Go over the listing below line by line and tally those containing "Isaiah". Give only the tally.

-- Start --

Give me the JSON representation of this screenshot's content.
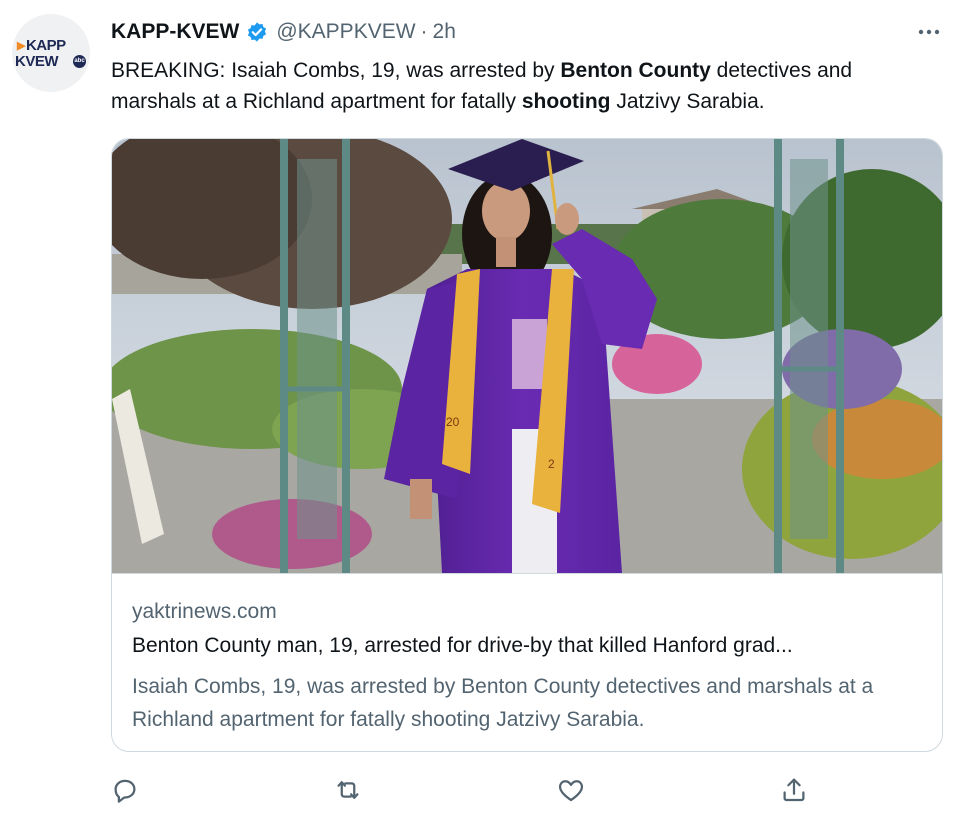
{
  "tweet": {
    "display_name": "KAPP-KVEW",
    "handle": "@KAPPKVEW",
    "separator": "·",
    "time": "2h",
    "text_parts": [
      {
        "text": "BREAKING: Isaiah Combs, 19, was arrested by ",
        "bold": false
      },
      {
        "text": "Benton County",
        "bold": true
      },
      {
        "text": " detectives and marshals at a Richland apartment for fatally ",
        "bold": false
      },
      {
        "text": "shooting",
        "bold": true
      },
      {
        "text": " Jatzivy Sarabia.",
        "bold": false
      }
    ]
  },
  "avatar": {
    "logo_line1": "KAPP",
    "logo_line2": "KVEW",
    "logo_badge": "abc"
  },
  "card": {
    "domain": "yaktrinews.com",
    "title": "Benton County man, 19, arrested for drive-by that killed Hanford grad...",
    "description": "Isaiah Combs, 19, was arrested by Benton County detectives and marshals at a Richland apartment for fatally shooting Jatzivy Sarabia.",
    "photo_text_1": "20",
    "photo_text_2": "2"
  },
  "icons": {
    "verified": "verified-badge-icon",
    "more": "more-options-icon",
    "reply": "reply-icon",
    "retweet": "retweet-icon",
    "like": "like-icon",
    "share": "share-icon"
  },
  "colors": {
    "verified": "#1d9bf0",
    "text": "#0f1419",
    "secondary": "#536471",
    "border": "#cfd9de",
    "gown": "#6a2bb3",
    "stole": "#e9b23c"
  }
}
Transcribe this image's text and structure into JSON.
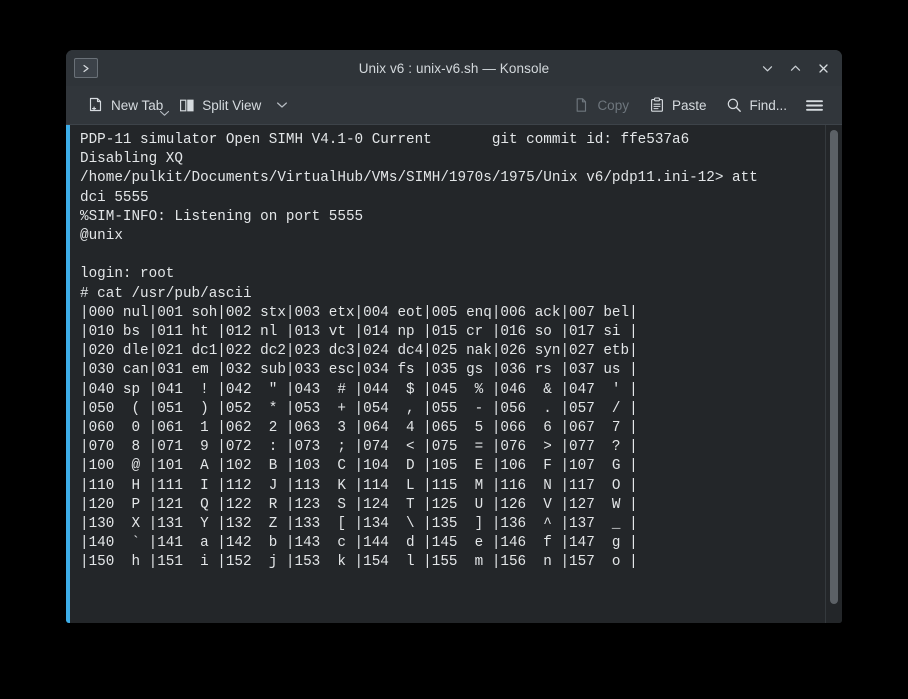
{
  "window": {
    "title": "Unix v6 : unix-v6.sh — Konsole",
    "app_icon": "terminal-prompt-icon",
    "controls": {
      "minimize_label": "Minimize",
      "maximize_label": "Maximize",
      "close_label": "Close"
    },
    "accent_color": "#3daee9",
    "titlebar_color": "#2f3439",
    "toolbar_color": "#31363b",
    "terminal_bg_color": "#232629",
    "terminal_fg_color": "#e3e6e8"
  },
  "toolbar": {
    "left": [
      {
        "id": "new-tab",
        "label": "New Tab",
        "icon": "new-tab-icon",
        "has_menu": true,
        "enabled": true
      },
      {
        "id": "split-view",
        "label": "Split View",
        "icon": "split-view-icon",
        "has_menu": true,
        "enabled": true
      }
    ],
    "right": [
      {
        "id": "copy",
        "label": "Copy",
        "icon": "copy-icon",
        "enabled": false
      },
      {
        "id": "paste",
        "label": "Paste",
        "icon": "paste-icon",
        "enabled": true
      },
      {
        "id": "find",
        "label": "Find...",
        "icon": "search-icon",
        "enabled": true
      },
      {
        "id": "menu",
        "label": "",
        "icon": "hamburger-menu-icon",
        "enabled": true
      }
    ]
  },
  "terminal": {
    "lines": [
      "PDP-11 simulator Open SIMH V4.1-0 Current       git commit id: ffe537a6",
      "Disabling XQ",
      "/home/pulkit/Documents/VirtualHub/VMs/SIMH/1970s/1975/Unix v6/pdp11.ini-12> att",
      "dci 5555",
      "%SIM-INFO: Listening on port 5555",
      "@unix",
      "",
      "login: root",
      "# cat /usr/pub/ascii",
      "|000 nul|001 soh|002 stx|003 etx|004 eot|005 enq|006 ack|007 bel|",
      "|010 bs |011 ht |012 nl |013 vt |014 np |015 cr |016 so |017 si |",
      "|020 dle|021 dc1|022 dc2|023 dc3|024 dc4|025 nak|026 syn|027 etb|",
      "|030 can|031 em |032 sub|033 esc|034 fs |035 gs |036 rs |037 us |",
      "|040 sp |041  ! |042  \" |043  # |044  $ |045  % |046  & |047  ' |",
      "|050  ( |051  ) |052  * |053  + |054  , |055  - |056  . |057  / |",
      "|060  0 |061  1 |062  2 |063  3 |064  4 |065  5 |066  6 |067  7 |",
      "|070  8 |071  9 |072  : |073  ; |074  < |075  = |076  > |077  ? |",
      "|100  @ |101  A |102  B |103  C |104  D |105  E |106  F |107  G |",
      "|110  H |111  I |112  J |113  K |114  L |115  M |116  N |117  O |",
      "|120  P |121  Q |122  R |123  S |124  T |125  U |126  V |127  W |",
      "|130  X |131  Y |132  Z |133  [ |134  \\ |135  ] |136  ^ |137  _ |",
      "|140  ` |141  a |142  b |143  c |144  d |145  e |146  f |147  g |",
      "|150  h |151  i |152  j |153  k |154  l |155  m |156  n |157  o |"
    ],
    "scrollbar": {
      "name": "vertical-scrollbar",
      "thumb_color": "#5c6166"
    }
  }
}
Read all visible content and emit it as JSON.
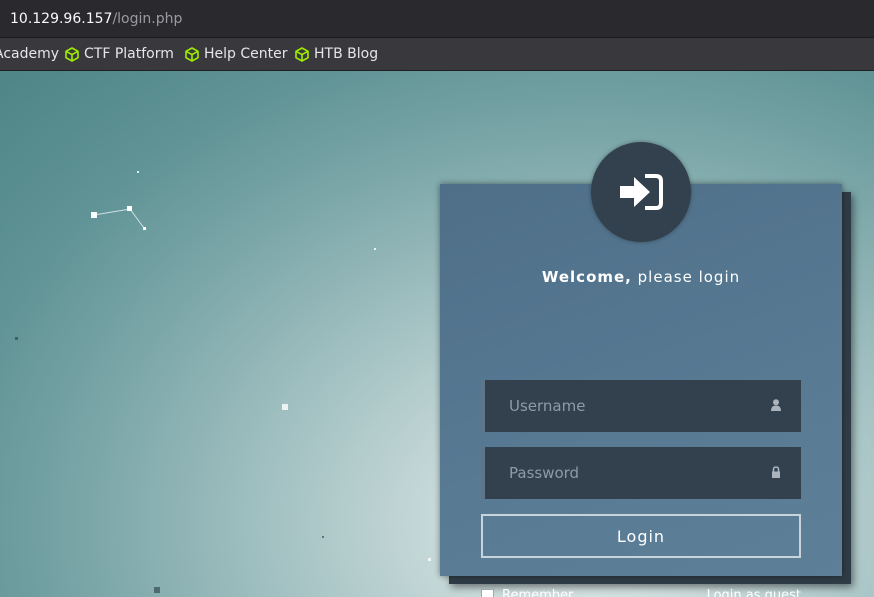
{
  "browser": {
    "url_host": "10.129.96.157",
    "url_path": "/login.php"
  },
  "bookmarks": [
    {
      "label": "Academy",
      "icon": "none"
    },
    {
      "label": "CTF Platform",
      "icon": "htb-cube-icon"
    },
    {
      "label": "Help Center",
      "icon": "htb-cube-icon"
    },
    {
      "label": "HTB Blog",
      "icon": "htb-cube-icon"
    }
  ],
  "colors": {
    "bookmark_icon": "#9fef00",
    "card_bg": "#587a93",
    "field_bg": "#33404e"
  },
  "login": {
    "welcome_bold": "Welcome,",
    "welcome_rest": " please login",
    "username_placeholder": "Username",
    "password_placeholder": "Password",
    "submit_label": "Login",
    "remember_label": "Remember",
    "guest_label": "Login as guest",
    "avatar_icon": "sign-in-icon",
    "username_icon": "user-icon",
    "password_icon": "lock-icon"
  }
}
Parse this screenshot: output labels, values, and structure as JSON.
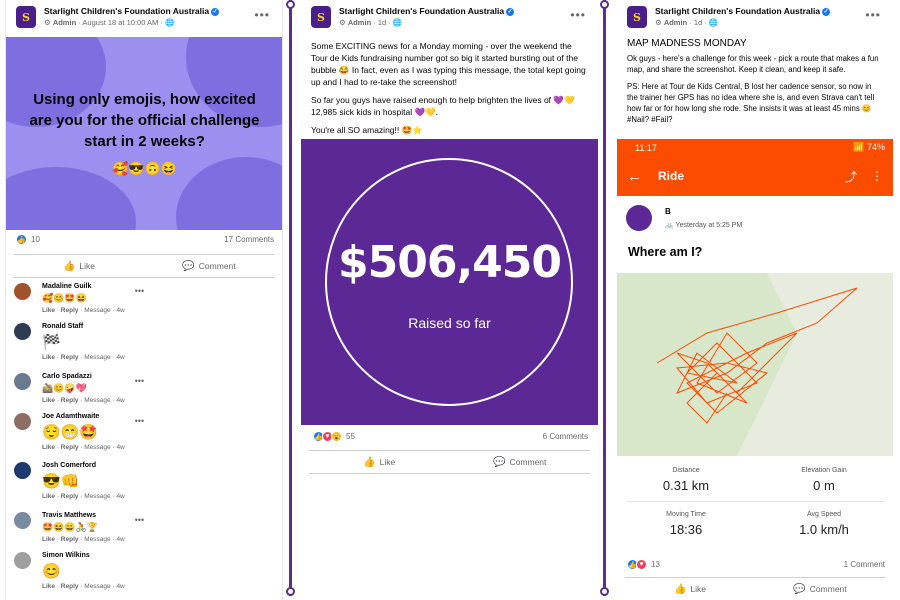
{
  "page_name": "Starlight Children's Foundation Australia",
  "logo_letter": "S",
  "post1": {
    "role": "Admin",
    "time": "August 18 at 10:00 AM",
    "image_text": "Using only emojis, how excited are you for the official challenge start in 2 weeks?",
    "image_emojis": "🥰😎🙃😆",
    "reaction_count": "10",
    "comment_count": "17 Comments",
    "like_label": "Like",
    "comment_label": "Comment",
    "comments": [
      {
        "name": "Madaline Guilk",
        "text": "🥰😊🤩😆",
        "age": "4w",
        "avatar_color": "#a0522d"
      },
      {
        "name": "Ronald Staff",
        "text": "🏁",
        "age": "4w",
        "avatar_color": "#2f3b52"
      },
      {
        "name": "Carlo Spadazzi",
        "text": "🚵😊🤪💖",
        "age": "4w",
        "avatar_color": "#6b7a8f"
      },
      {
        "name": "Joe Adamthwaite",
        "text": "😌😁🤩",
        "age": "4w",
        "avatar_color": "#8d6e63"
      },
      {
        "name": "Josh Comerford",
        "text": "😎👊",
        "age": "4w",
        "avatar_color": "#1e3a6e"
      },
      {
        "name": "Travis Matthews",
        "text": "🤩😆😀🚴🏆",
        "age": "4w",
        "avatar_color": "#7a8aa0"
      },
      {
        "name": "Simon Wilkins",
        "text": "😊",
        "age": "4w",
        "avatar_color": "#9e9e9e"
      }
    ],
    "comment_actions": {
      "like": "Like",
      "reply": "Reply",
      "message": "Message"
    }
  },
  "post2": {
    "role": "Admin",
    "time": "1d",
    "para1": "Some EXCITING news for a Monday morning - over the weekend the Tour de Kids fundraising number got so big it started bursting out of the bubble 😂 In fact, even as I was typing this message, the total kept going up and I had to re-take the screenshot!",
    "para2": "So far you guys have raised enough to help brighten the lives of 💜💛 12,985 sick kids in hospital 💜💛.",
    "para3": "You're all SO amazing!! 🤩⭐",
    "amount": "$506,450",
    "amount_caption": "Raised so far",
    "reaction_count": "55",
    "comment_count": "6 Comments",
    "like_label": "Like",
    "comment_label": "Comment"
  },
  "post3": {
    "role": "Admin",
    "time": "1d",
    "heading": "MAP MADNESS MONDAY",
    "para1": "Ok guys - here's a challenge for this week - pick a route that makes a fun map, and share the screenshot. Keep it clean, and keep it safe.",
    "para2": "PS: Here at Tour de Kids Central, B lost her cadence sensor, so now in the trainer her GPS has no idea where she is, and even Strava can't tell how far or for how long she rode. She insists it was at least 45 mins 😊 #Nail? #Fail?",
    "phone": {
      "clock": "11:17",
      "battery": "74%",
      "screen_title": "Ride",
      "athlete": "B",
      "date": "Yesterday at 5:25 PM",
      "activity_title": "Where am I?",
      "stats": [
        {
          "label": "Distance",
          "value": "0.31 km"
        },
        {
          "label": "Elevation Gain",
          "value": "0 m"
        },
        {
          "label": "Moving Time",
          "value": "18:36"
        },
        {
          "label": "Avg Speed",
          "value": "1.0 km/h"
        }
      ]
    },
    "reaction_count": "13",
    "comment_count": "1 Comment",
    "like_label": "Like",
    "comment_label": "Comment"
  },
  "colors": {
    "brand_purple": "#5b2896",
    "strava_orange": "#fc4c02",
    "fb_blue": "#1877f2"
  }
}
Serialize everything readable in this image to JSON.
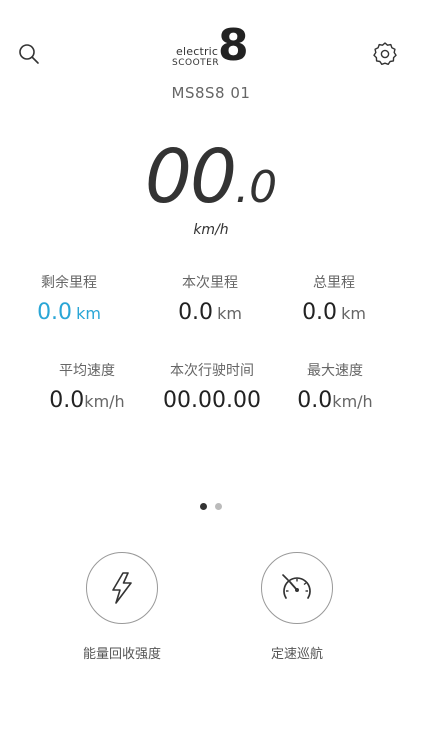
{
  "header": {
    "logo_line1": "electric",
    "logo_line2": "SCOOTER",
    "logo_digit": "8",
    "device_name": "MS8S8 01",
    "search_icon": "search-icon",
    "settings_icon": "gear-icon"
  },
  "speed": {
    "integer": "00",
    "decimal": ".0",
    "unit": "km/h"
  },
  "stats": [
    {
      "label": "剩余里程",
      "value": "0.0",
      "unit": "km",
      "accent": "#2aa6d6"
    },
    {
      "label": "本次里程",
      "value": "0.0",
      "unit": "km"
    },
    {
      "label": "总里程",
      "value": "0.0",
      "unit": "km"
    },
    {
      "label": "平均速度",
      "value": "0.0",
      "unit": "km/h"
    },
    {
      "label": "本次行驶时间",
      "value": "00.00.00",
      "unit": ""
    },
    {
      "label": "最大速度",
      "value": "0.0",
      "unit": "km/h"
    }
  ],
  "pager": {
    "current": 1,
    "total": 2
  },
  "actions": [
    {
      "label": "能量回收强度",
      "icon": "lightning-icon"
    },
    {
      "label": "定速巡航",
      "icon": "speedometer-icon"
    }
  ]
}
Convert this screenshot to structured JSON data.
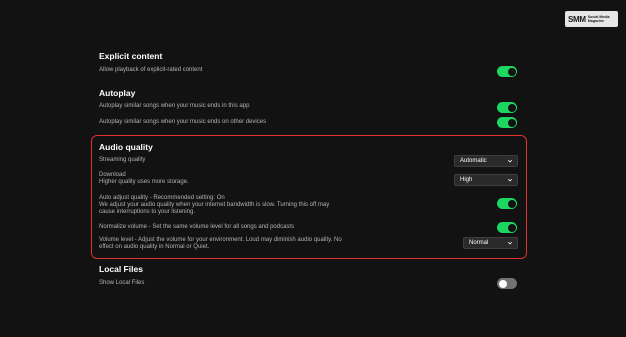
{
  "watermark": {
    "big": "SMM",
    "small_line1": "Social Media",
    "small_line2": "Magazine"
  },
  "explicit": {
    "title": "Explicit content",
    "allow_label": "Allow playback of explicit-rated content"
  },
  "autoplay": {
    "title": "Autoplay",
    "this_app_label": "Autoplay similar songs when your music ends in this app",
    "other_devices_label": "Autoplay similar songs when your music ends on other devices"
  },
  "audio_quality": {
    "title": "Audio quality",
    "streaming_label": "Streaming quality",
    "streaming_value": "Automatic",
    "download_label": "Download",
    "download_sub": "Higher quality uses more storage.",
    "download_value": "High",
    "auto_adjust_line1": "Auto adjust quality - Recommended setting: On",
    "auto_adjust_line2": "We adjust your audio quality when your internet bandwidth is slow. Turning this off may",
    "auto_adjust_line3": "cause interruptions to your listening.",
    "normalize_label": "Normalize volume - Set the same volume level for all songs and podcasts",
    "volume_line1": "Volume level - Adjust the volume for your environment. Loud may diminish audio quality. No",
    "volume_line2": "effect on audio quality in Normal or Quiet.",
    "volume_value": "Normal"
  },
  "local_files": {
    "title": "Local Files",
    "show_label": "Show Local Files"
  },
  "toggles": {
    "explicit": true,
    "autoplay_this_app": true,
    "autoplay_other_devices": true,
    "auto_adjust": true,
    "normalize": true,
    "show_local_files": false
  },
  "colors": {
    "background": "#121212",
    "accent": "#1ed760",
    "highlight": "#e0312c"
  }
}
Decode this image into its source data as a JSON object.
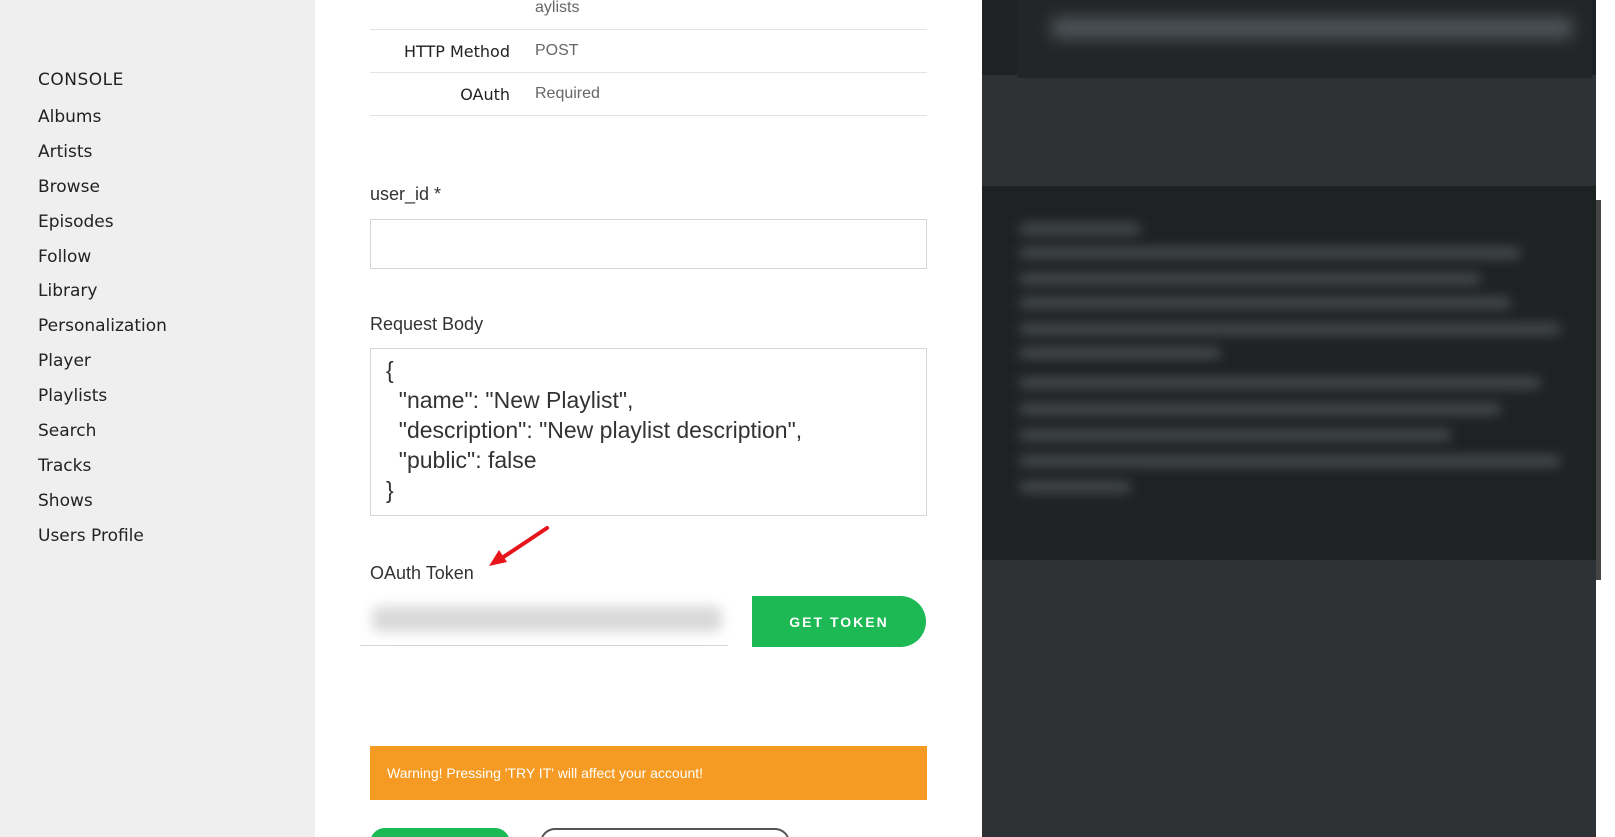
{
  "sidebar": {
    "heading": "CONSOLE",
    "items": [
      {
        "label": "Albums"
      },
      {
        "label": "Artists"
      },
      {
        "label": "Browse"
      },
      {
        "label": "Episodes"
      },
      {
        "label": "Follow"
      },
      {
        "label": "Library"
      },
      {
        "label": "Personalization"
      },
      {
        "label": "Player"
      },
      {
        "label": "Playlists"
      },
      {
        "label": "Search"
      },
      {
        "label": "Tracks"
      },
      {
        "label": "Shows"
      },
      {
        "label": "Users Profile"
      }
    ]
  },
  "endpoint": {
    "partial_value": "aylists",
    "rows": [
      {
        "key": "HTTP Method",
        "value": "POST"
      },
      {
        "key": "OAuth",
        "value": "Required"
      }
    ]
  },
  "form": {
    "user_id_label": "user_id *",
    "user_id_value": "",
    "request_body_label": "Request Body",
    "request_body": "{\n  \"name\": \"New Playlist\",\n  \"description\": \"New playlist description\",\n  \"public\": false\n}",
    "oauth_token_label": "OAuth Token",
    "get_token_label": "GET TOKEN",
    "warning": "Warning! Pressing 'TRY IT' will affect your account!"
  },
  "colors": {
    "accent_green": "#1db954",
    "warning_orange": "#f59b23",
    "annotation_red": "#e8141b",
    "sidebar_bg": "#efefef",
    "panel_dark": "#2e3234"
  }
}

-- End --

● **Exercise result**
2